----- GIVEN INFORMATION

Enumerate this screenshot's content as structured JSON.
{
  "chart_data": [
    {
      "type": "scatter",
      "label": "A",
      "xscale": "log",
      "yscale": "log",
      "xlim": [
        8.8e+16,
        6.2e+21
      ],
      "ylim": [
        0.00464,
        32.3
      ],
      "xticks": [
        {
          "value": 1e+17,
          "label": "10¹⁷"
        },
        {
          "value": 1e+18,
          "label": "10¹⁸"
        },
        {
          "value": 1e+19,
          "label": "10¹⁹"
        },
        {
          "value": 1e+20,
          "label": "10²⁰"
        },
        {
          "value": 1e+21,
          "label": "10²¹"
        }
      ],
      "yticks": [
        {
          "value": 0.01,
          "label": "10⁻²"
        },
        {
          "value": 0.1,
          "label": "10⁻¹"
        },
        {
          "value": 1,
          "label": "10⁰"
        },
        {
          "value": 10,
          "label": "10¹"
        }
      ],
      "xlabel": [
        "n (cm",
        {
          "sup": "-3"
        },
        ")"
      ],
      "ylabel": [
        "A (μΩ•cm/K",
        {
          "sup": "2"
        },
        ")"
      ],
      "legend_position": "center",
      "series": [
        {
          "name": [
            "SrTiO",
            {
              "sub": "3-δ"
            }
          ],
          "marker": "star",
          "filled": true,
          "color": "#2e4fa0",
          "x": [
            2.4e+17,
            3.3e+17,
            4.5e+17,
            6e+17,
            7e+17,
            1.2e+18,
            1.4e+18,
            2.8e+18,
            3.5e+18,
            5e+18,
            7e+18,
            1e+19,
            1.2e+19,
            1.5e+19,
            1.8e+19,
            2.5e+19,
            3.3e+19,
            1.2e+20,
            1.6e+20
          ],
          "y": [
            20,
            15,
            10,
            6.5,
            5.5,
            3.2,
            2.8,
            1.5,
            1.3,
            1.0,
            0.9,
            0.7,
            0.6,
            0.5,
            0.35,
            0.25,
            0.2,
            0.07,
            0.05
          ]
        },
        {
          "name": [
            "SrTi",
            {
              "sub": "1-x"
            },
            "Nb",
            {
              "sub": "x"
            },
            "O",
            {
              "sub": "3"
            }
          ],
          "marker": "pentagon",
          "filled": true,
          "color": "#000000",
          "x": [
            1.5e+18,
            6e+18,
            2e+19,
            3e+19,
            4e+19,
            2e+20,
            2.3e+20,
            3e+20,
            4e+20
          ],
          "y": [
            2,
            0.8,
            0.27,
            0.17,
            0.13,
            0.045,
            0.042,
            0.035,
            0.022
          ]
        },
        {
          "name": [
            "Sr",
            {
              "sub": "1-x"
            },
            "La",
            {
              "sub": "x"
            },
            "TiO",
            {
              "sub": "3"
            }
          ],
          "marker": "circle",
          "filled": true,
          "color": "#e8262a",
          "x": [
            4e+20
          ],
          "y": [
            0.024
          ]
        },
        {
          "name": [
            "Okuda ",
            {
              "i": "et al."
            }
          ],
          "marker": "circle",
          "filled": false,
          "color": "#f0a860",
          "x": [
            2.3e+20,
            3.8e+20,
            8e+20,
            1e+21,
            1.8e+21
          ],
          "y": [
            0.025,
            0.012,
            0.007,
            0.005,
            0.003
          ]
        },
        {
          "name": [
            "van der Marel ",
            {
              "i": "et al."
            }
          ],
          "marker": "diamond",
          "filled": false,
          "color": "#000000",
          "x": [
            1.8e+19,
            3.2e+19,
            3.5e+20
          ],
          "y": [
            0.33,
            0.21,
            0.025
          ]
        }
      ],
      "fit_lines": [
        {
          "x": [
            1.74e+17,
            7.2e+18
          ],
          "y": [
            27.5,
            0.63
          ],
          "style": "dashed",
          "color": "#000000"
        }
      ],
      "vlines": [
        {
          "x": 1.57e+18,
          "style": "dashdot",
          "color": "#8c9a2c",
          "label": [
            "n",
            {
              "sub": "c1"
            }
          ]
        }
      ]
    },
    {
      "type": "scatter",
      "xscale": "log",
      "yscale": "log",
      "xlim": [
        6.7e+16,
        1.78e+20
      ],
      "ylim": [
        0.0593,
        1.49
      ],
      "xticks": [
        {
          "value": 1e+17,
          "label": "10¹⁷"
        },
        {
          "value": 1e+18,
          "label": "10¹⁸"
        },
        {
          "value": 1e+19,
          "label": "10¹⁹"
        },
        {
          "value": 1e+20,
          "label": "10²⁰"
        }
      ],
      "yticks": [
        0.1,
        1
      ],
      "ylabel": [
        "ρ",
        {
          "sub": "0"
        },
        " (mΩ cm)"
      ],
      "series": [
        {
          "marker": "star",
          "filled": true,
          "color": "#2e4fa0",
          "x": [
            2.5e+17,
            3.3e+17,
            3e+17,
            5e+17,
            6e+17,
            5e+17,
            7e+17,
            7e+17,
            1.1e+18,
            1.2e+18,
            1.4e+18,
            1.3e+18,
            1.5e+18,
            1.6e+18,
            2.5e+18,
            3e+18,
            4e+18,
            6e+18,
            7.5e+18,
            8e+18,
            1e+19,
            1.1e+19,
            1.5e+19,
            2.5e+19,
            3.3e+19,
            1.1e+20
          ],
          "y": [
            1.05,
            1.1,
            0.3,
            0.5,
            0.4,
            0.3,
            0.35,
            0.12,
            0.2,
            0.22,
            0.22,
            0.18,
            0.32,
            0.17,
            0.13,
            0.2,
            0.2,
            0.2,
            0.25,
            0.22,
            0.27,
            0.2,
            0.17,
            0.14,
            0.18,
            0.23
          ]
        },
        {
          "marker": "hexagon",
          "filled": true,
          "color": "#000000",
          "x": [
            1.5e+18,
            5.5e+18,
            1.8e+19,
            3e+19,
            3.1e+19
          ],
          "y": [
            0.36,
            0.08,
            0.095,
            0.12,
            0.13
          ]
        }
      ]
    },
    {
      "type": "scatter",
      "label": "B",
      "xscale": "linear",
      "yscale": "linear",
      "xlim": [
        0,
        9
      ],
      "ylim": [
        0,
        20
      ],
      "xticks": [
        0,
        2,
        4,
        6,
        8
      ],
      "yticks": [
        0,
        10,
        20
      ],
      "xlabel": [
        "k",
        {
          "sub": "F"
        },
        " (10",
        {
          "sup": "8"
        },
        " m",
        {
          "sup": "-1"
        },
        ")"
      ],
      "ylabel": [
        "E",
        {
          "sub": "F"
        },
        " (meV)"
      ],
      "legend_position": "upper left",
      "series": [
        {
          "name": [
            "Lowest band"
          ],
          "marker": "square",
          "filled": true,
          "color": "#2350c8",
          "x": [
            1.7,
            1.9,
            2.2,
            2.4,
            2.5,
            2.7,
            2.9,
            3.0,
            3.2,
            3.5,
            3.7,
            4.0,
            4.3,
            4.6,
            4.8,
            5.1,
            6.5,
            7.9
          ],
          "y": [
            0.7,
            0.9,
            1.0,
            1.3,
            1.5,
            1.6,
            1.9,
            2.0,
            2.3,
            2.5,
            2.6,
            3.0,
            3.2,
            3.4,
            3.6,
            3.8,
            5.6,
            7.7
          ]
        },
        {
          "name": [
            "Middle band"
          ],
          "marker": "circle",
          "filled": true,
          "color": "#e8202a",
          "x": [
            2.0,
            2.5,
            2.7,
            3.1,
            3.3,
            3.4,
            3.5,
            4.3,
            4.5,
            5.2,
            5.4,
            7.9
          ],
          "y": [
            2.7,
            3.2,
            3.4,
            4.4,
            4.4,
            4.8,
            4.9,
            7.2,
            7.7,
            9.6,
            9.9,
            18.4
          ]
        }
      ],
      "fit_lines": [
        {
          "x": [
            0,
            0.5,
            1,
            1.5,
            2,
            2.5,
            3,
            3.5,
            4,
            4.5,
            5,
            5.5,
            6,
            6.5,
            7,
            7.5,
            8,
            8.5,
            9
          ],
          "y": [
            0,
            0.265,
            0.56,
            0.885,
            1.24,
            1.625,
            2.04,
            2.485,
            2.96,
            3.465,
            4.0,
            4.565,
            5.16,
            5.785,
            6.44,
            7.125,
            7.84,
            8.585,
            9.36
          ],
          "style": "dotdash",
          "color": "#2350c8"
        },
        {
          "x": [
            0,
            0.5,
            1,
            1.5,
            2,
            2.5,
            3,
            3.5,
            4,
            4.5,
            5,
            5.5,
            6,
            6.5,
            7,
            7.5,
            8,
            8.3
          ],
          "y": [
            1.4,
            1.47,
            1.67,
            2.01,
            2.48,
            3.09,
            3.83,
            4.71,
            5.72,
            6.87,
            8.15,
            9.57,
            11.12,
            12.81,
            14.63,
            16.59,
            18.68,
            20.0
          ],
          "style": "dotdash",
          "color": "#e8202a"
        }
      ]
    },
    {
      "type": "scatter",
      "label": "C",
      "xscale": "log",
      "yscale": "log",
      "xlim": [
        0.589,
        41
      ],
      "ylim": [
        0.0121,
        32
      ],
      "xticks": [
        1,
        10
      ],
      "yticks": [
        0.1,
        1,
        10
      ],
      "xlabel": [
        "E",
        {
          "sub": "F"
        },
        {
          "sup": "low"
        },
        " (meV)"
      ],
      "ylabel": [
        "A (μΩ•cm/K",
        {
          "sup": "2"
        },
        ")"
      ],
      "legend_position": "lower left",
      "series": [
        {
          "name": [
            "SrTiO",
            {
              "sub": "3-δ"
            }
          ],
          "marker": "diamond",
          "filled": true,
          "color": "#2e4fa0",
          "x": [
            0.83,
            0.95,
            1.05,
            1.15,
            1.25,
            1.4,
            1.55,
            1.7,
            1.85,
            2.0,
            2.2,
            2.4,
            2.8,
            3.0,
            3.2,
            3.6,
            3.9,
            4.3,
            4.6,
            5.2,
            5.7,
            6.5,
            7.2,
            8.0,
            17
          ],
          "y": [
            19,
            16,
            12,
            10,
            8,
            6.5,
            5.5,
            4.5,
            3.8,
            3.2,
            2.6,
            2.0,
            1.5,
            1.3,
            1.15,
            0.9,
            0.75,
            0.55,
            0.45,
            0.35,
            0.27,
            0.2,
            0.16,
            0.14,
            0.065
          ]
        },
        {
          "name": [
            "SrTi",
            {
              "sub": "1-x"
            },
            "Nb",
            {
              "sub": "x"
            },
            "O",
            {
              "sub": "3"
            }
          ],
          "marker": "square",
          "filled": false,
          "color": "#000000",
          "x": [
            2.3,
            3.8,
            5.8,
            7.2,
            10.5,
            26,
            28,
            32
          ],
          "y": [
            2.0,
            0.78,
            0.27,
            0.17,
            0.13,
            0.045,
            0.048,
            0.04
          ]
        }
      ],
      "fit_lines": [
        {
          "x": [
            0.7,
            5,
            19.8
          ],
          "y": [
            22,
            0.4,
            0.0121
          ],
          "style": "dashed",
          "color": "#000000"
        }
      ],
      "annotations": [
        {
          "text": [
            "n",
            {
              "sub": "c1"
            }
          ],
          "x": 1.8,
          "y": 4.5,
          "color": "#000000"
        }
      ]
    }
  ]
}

----------

### REQUEST
Check each line of the entries for the string "left". Copy the lines that have it.

### RESPONSE TO THE EXERCISE
      "legend_position": "upper left",
      "legend_position": "lower left",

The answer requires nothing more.